Stated goal. Without altering anything, repeat each of the records.

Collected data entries
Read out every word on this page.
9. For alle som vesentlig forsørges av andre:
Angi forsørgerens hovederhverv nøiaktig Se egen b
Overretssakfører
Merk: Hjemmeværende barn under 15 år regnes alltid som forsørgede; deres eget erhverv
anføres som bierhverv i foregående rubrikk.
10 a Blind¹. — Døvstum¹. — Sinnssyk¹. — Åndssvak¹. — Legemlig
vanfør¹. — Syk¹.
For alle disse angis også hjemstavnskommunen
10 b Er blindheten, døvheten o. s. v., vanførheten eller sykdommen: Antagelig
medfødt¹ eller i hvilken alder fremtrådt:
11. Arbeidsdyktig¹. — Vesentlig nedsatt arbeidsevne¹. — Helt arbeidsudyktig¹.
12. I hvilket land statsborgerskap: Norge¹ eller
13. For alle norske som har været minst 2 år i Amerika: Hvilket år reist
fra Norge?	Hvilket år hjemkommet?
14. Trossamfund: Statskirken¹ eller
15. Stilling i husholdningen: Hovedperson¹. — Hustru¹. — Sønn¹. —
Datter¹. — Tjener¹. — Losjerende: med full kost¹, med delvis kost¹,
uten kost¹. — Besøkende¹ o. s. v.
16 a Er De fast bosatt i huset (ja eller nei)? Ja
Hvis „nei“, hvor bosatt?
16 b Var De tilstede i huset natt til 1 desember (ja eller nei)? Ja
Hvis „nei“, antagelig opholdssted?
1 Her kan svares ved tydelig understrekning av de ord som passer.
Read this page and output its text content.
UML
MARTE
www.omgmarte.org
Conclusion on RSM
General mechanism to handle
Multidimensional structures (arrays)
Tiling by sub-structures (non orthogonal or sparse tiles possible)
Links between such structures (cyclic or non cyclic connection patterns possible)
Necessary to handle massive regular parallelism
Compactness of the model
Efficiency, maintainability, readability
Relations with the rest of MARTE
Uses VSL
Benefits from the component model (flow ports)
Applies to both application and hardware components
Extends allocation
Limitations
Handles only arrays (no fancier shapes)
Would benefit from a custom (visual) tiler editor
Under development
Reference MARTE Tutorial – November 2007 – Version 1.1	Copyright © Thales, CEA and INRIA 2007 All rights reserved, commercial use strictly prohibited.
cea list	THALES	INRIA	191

Response to this exercise.
Read out every word on this page.
9. For alle som vesentlig forsørges av andre:
Angi forsørgerens hovederhverv nøiaktig Se egen b
Overretssakfører
Merk: Hjemmeværende barn under 15 år regnes alltid som forsørgede; deres eget erhverv
anføres som bierhverv i foregående rubrikk.
10 a Blind¹. — Døvstum¹. — Sinnssyk¹. — Åndssvak¹. — Legemlig
vanfør¹. — Syk¹.
For alle disse angis også hjemstavnskommunen
10 b Er blindheten, døvheten o. s. v., vanførheten eller sykdommen: Antagelig
medfødt¹ eller i hvilken alder fremtrådt:
11. Arbeidsdyktig¹. — Vesentlig nedsatt arbeidsevne¹. — Helt arbeidsudyktig¹.
12. I hvilket land statsborgerskap: Norge¹ eller
13. For alle norske som har været minst 2 år i Amerika: Hvilket år reist
fra Norge?	Hvilket år hjemkommet?
14. Trossamfund: Statskirken¹ eller
15. Stilling i husholdningen: Hovedperson¹. — Hustru¹. — Sønn¹. —
Datter¹. — Tjener¹. — Losjerende: med full kost¹, med delvis kost¹,
uten kost¹. — Besøkende¹ o. s. v.
16 a Er De fast bosatt i huset (ja eller nei)? Ja
Hvis „nei“, hvor bosatt?
16 b Var De tilstede i huset natt til 1 desember (ja eller nei)? Ja
Hvis „nei“, antagelig opholdssted?
1 Her kan svares ved tydelig understrekning av de ord som passer.
Read this page and output its text content.
UML
MARTE
www.omgmarte.org
Conclusion on RSM
General mechanism to handle
Multidimensional structures (arrays)
Tiling by sub-structures (non orthogonal or sparse tiles possible)
Links between such structures (cyclic or non cyclic connection patterns possible)
Necessary to handle massive regular parallelism
Compactness of the model
Efficiency, maintainability, readability
Relations with the rest of MARTE
Uses VSL
Benefits from the component model (flow ports)
Applies to both application and hardware components
Extends allocation
Limitations
Handles only arrays (no fancier shapes)
Would benefit from a custom (visual) tiler editor
Under development
Reference MARTE Tutorial – November 2007 – Version 1.1	Copyright © Thales, CEA and INRIA 2007 All rights reserved, commercial use strictly prohibited.
cea list	THALES	INRIA	191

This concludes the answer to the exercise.